((

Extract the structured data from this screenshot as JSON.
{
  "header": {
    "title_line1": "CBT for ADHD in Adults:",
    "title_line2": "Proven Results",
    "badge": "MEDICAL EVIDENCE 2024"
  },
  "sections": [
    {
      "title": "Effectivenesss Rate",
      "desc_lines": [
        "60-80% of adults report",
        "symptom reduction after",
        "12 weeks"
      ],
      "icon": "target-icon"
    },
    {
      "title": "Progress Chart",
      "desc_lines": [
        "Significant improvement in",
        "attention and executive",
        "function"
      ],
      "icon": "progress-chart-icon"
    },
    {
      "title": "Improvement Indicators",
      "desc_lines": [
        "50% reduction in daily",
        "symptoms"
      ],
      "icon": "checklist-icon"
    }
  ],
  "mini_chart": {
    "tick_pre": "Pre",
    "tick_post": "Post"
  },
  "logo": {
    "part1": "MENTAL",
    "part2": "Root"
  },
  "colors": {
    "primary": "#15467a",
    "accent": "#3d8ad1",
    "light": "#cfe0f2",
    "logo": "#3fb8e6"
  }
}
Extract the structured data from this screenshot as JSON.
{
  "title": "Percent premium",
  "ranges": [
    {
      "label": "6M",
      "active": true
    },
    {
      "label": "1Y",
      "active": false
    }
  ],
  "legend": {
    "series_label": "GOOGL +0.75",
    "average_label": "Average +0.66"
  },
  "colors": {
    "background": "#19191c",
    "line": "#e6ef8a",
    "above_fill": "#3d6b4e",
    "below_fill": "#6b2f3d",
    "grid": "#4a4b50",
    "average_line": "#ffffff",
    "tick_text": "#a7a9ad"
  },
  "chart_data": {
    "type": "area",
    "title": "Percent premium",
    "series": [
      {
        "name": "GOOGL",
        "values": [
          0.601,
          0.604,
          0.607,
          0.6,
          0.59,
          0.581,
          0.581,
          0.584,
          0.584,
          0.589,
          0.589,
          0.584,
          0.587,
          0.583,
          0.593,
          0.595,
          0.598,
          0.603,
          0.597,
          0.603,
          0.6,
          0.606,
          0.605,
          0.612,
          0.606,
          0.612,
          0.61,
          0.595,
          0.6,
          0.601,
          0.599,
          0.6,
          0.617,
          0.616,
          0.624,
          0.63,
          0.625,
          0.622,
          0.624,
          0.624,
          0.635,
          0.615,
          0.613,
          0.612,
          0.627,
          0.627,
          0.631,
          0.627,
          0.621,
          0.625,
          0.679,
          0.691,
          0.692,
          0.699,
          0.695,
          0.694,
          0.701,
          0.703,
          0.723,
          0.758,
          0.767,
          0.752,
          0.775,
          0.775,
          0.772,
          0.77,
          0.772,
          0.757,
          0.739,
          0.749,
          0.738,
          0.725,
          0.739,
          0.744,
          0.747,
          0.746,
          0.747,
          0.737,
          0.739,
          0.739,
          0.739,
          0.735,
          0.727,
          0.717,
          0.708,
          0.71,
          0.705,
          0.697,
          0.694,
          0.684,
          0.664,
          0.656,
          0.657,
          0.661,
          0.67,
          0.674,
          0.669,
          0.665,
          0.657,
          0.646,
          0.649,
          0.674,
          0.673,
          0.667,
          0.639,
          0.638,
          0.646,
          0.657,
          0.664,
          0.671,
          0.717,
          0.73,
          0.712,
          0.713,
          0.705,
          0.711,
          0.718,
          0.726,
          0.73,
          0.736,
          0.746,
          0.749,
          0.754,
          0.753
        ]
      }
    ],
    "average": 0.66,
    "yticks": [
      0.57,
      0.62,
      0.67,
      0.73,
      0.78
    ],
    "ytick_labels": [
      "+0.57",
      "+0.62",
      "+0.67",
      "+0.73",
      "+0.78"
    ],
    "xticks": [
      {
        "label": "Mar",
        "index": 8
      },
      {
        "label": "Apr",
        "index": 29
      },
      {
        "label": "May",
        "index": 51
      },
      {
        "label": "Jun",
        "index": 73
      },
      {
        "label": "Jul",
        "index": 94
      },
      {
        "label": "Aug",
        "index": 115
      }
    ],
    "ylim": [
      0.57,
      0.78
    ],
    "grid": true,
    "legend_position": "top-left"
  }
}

))

Written instruction
Check each line above for the word "index", and copy the lines where it appears.

Exercise result
        "index": 8
        "index": 29
        "index": 51
        "index": 73
        "index": 94
        "index": 115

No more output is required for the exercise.